Every line that includes the word "reserve" is to be listed.

◇ ◇ ◇

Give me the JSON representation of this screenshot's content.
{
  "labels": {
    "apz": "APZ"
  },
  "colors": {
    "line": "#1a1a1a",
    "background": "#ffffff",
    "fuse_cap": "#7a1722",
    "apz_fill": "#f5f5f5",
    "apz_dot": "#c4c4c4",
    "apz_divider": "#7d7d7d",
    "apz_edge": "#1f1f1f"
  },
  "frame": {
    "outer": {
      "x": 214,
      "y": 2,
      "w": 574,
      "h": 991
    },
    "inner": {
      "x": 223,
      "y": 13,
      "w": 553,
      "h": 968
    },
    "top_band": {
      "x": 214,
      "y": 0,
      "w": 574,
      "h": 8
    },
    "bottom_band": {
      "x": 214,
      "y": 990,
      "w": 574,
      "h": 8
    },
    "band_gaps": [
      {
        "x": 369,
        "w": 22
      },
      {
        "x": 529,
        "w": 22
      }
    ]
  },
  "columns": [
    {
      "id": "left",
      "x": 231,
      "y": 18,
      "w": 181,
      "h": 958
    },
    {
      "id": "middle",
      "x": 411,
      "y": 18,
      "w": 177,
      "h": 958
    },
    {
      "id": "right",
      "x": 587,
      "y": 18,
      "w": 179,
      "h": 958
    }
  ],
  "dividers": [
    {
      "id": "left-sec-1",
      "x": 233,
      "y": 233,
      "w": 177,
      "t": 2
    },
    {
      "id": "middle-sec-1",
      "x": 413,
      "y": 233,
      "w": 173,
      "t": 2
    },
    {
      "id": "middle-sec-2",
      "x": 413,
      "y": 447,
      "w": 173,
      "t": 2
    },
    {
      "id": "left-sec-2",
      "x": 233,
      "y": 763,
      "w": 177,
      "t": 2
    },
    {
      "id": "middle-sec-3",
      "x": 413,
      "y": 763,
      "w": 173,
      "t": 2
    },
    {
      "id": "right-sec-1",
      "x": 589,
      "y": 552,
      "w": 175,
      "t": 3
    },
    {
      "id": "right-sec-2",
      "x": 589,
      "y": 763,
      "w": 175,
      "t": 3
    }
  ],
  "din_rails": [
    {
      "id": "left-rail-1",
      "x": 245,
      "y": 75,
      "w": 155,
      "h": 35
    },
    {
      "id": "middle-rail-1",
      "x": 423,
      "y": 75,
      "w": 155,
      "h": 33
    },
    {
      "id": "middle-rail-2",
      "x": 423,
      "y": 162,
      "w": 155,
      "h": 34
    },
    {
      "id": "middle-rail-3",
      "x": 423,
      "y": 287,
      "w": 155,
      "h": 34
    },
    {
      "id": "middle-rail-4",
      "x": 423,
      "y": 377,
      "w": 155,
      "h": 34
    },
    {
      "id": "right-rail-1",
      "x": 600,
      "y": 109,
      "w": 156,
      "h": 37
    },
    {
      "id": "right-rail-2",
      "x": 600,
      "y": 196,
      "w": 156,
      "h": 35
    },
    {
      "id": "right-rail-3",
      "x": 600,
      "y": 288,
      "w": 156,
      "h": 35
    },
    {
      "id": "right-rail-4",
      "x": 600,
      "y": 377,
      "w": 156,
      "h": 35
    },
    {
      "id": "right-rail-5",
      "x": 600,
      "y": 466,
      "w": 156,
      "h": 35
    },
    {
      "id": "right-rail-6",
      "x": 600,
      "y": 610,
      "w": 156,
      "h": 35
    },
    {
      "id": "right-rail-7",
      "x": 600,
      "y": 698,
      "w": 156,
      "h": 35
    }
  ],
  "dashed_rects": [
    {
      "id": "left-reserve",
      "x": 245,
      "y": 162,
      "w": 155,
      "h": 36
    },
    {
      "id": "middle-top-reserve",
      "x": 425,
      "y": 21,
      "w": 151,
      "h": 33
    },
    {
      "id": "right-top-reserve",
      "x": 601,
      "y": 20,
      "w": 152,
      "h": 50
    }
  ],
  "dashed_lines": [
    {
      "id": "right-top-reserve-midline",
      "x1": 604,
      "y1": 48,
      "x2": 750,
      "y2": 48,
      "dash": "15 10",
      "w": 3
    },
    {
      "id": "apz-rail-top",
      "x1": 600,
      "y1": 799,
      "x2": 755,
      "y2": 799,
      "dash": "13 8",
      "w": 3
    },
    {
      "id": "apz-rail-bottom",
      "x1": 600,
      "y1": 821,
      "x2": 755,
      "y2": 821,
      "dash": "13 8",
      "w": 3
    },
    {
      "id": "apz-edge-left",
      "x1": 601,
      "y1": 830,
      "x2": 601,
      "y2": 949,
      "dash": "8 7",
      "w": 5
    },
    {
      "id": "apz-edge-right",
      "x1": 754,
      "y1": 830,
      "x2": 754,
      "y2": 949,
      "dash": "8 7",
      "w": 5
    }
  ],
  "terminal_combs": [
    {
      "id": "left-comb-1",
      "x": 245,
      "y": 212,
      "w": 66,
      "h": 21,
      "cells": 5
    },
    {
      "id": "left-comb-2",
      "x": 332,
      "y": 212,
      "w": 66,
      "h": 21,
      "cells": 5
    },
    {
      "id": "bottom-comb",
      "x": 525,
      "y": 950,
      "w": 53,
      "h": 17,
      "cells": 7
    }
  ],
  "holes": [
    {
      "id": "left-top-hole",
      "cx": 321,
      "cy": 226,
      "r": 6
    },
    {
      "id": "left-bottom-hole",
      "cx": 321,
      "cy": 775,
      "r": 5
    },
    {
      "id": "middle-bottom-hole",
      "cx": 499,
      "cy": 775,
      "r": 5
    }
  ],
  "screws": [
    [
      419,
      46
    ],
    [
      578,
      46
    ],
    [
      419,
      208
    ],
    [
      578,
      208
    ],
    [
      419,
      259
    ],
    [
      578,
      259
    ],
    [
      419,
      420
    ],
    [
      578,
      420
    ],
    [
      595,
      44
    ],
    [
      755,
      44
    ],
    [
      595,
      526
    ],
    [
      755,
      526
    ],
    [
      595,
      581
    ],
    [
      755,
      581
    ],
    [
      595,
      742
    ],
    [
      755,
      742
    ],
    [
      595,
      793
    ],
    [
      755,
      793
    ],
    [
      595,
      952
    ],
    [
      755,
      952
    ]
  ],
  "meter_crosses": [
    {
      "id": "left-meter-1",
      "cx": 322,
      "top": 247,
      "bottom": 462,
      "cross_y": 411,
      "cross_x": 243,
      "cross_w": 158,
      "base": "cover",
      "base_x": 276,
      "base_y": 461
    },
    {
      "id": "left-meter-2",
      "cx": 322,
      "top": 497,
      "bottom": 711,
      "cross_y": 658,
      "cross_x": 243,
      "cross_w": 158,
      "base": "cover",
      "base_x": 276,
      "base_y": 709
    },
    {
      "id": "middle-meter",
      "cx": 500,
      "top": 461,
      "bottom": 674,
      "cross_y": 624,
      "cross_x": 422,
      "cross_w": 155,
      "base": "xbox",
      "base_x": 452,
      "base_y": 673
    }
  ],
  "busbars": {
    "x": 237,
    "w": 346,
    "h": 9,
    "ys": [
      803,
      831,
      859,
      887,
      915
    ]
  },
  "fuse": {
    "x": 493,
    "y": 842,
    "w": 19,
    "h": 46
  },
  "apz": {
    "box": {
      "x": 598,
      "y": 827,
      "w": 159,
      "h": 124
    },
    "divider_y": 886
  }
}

◇ ◇ ◇

• [FINAL ANSWER]:
      "id": "left-reserve",
      "id": "middle-top-reserve",
      "id": "right-top-reserve",
      "id": "right-top-reserve-midline",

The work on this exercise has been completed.